* **DATA PROVIDED**
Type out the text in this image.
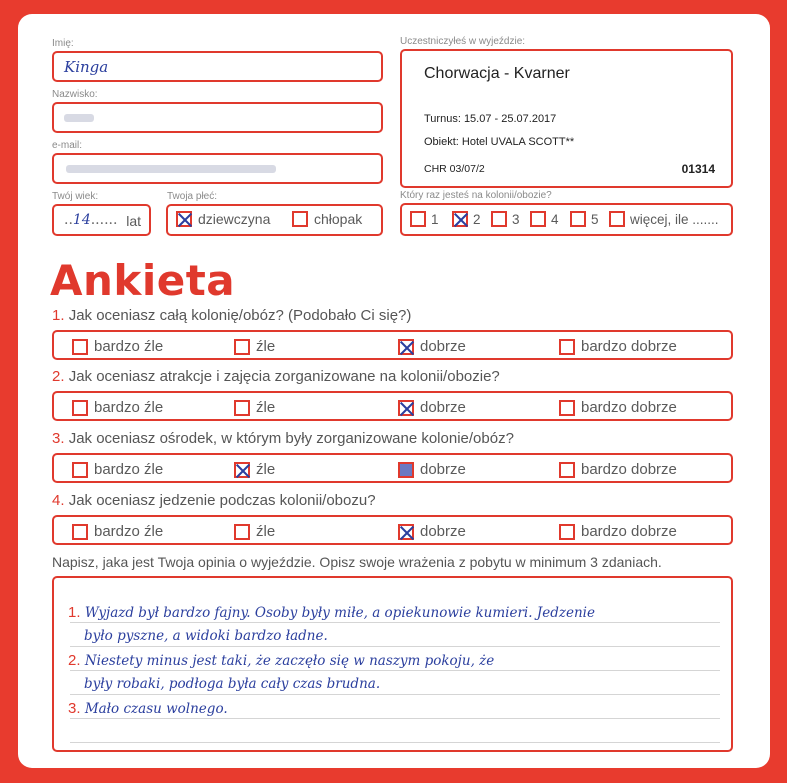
Imię:
Kinga
Nazwisko:
e-mail:
Twój wiek:
..14...... lat
Twoja płeć:
dziewczyna	chłopak
Uczestniczyłeś w wyjeździe:
Chorwacja - Kvarner
Turnus: 15.07 - 25.07.2017
Obiekt: Hotel UVALA SCOTT**
CHR 03/07/2	01314
Który raz jesteś na kolonii/obozie?
1	2 3 4 5 więcej, ile .......
Ankieta
1. Jak oceniasz całą kolonię/obóz? (Podobało Ci się?)
bardzo źle	źle	dobrze	bardzo dobrze
2. Jak oceniasz atrakcje i zajęcia zorganizowane na kolonii/obozie?
bardzo źle	źle	dobrze	bardzo dobrze
3. Jak oceniasz ośrodek, w którym były zorganizowane kolonie/obóz?
bardzo źle	źle	dobrze	bardzo dobrze
4. Jak oceniasz jedzenie podczas kolonii/obozu?
bardzo źle	źle	dobrze	bardzo dobrze
Napisz, jaka jest Twoja opinia o wyjeździe. Opisz swoje wrażenia z pobytu w minimum 3 zdaniach.
1. Wyjazd był bardzo fajny. Osoby były miłe, a opiekunowie kumieri. Jedzenie
było pyszne, a widoki bardzo ładne.
2. Niestety minus jest taki, że zaczęło się w naszym pokoju, że
były robaki, podłoga była cały czas brudna.
3. Mało czasu wolnego.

* **SET TASK**
Take the listing above and restate it word for word, without its pictures.

* **OUTPUT BELOW**
Type out the text in this image.
Imię:
Kinga
Nazwisko:
e-mail:
Twój wiek:
..14...... lat
Twoja płeć:
dziewczyna	chłopak
Uczestniczyłeś w wyjeździe:
Chorwacja - Kvarner
Turnus: 15.07 - 25.07.2017
Obiekt: Hotel UVALA SCOTT**
CHR 03/07/2	01314
Który raz jesteś na kolonii/obozie?
1	2 3 4 5 więcej, ile .......
Ankieta
1. Jak oceniasz całą kolonię/obóz? (Podobało Ci się?)
bardzo źle	źle	dobrze	bardzo dobrze
2. Jak oceniasz atrakcje i zajęcia zorganizowane na kolonii/obozie?
bardzo źle	źle	dobrze	bardzo dobrze
3. Jak oceniasz ośrodek, w którym były zorganizowane kolonie/obóz?
bardzo źle	źle	dobrze	bardzo dobrze
4. Jak oceniasz jedzenie podczas kolonii/obozu?
bardzo źle	źle	dobrze	bardzo dobrze
Napisz, jaka jest Twoja opinia o wyjeździe. Opisz swoje wrażenia z pobytu w minimum 3 zdaniach.
1. Wyjazd był bardzo fajny. Osoby były miłe, a opiekunowie kumieri. Jedzenie
było pyszne, a widoki bardzo ładne.
2. Niestety minus jest taki, że zaczęło się w naszym pokoju, że
były robaki, podłoga była cały czas brudna.
3. Mało czasu wolnego.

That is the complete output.